-- start The data --
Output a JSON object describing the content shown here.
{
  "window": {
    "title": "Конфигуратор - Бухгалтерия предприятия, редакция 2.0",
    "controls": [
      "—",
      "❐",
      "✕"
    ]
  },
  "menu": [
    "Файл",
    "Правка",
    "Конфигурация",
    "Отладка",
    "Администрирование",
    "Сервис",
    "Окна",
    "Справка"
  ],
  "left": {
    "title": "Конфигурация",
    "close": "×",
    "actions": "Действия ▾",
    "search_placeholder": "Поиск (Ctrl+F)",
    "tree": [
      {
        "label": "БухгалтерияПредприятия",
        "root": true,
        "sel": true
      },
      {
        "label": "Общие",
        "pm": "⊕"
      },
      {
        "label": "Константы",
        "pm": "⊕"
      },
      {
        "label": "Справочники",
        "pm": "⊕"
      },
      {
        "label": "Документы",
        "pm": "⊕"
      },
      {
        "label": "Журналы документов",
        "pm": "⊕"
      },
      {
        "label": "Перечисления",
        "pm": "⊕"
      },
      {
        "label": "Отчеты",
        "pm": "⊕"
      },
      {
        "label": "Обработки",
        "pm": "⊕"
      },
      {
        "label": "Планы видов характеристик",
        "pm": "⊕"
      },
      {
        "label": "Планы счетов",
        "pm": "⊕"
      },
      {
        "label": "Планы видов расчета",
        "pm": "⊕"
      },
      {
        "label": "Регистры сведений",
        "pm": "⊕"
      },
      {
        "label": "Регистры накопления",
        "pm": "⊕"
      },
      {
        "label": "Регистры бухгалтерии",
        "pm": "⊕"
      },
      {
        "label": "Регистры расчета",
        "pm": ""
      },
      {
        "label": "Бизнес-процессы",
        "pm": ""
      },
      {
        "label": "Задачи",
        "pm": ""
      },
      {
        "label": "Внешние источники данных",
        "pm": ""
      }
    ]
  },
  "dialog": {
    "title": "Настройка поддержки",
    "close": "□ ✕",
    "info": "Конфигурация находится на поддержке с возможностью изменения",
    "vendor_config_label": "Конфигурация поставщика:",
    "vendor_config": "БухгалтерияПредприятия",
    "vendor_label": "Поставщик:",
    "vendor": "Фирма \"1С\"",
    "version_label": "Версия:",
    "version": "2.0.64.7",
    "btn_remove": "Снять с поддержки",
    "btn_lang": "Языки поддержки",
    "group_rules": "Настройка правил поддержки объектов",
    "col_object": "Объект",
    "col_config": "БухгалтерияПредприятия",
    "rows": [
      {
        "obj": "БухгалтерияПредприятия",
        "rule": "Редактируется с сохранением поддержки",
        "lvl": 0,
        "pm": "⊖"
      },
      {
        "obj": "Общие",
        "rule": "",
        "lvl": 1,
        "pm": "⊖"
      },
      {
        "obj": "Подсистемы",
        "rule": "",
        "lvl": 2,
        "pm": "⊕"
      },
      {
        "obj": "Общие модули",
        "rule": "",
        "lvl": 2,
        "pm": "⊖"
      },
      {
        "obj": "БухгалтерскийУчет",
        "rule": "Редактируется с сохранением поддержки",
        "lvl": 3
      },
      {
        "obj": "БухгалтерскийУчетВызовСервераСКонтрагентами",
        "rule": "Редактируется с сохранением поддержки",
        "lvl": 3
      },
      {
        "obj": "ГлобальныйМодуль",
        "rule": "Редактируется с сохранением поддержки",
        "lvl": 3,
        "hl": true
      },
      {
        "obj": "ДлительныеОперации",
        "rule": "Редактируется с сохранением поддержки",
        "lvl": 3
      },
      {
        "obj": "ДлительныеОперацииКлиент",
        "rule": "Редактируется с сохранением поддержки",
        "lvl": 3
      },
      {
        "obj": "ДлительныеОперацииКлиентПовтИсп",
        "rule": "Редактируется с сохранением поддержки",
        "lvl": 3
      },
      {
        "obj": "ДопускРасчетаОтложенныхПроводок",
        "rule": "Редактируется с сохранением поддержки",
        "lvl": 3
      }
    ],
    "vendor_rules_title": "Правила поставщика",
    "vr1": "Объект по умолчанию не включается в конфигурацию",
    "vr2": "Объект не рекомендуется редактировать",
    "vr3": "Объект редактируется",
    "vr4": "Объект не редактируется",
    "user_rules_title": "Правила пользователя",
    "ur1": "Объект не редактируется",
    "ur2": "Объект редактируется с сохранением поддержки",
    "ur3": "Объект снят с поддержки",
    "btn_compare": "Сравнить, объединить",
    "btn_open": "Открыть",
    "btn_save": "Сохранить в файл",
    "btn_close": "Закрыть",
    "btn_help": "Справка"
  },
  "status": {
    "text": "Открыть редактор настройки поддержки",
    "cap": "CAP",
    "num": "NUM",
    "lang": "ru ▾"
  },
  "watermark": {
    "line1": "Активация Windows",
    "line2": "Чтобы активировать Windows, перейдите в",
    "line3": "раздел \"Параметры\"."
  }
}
-- end The data --
• [What is needed]: Whenever "Планы" turns up in a line, pick that line out.

• [Problem solution]:
        "label": "Планы видов характеристик",
        "label": "Планы счетов",
        "label": "Планы видов расчета",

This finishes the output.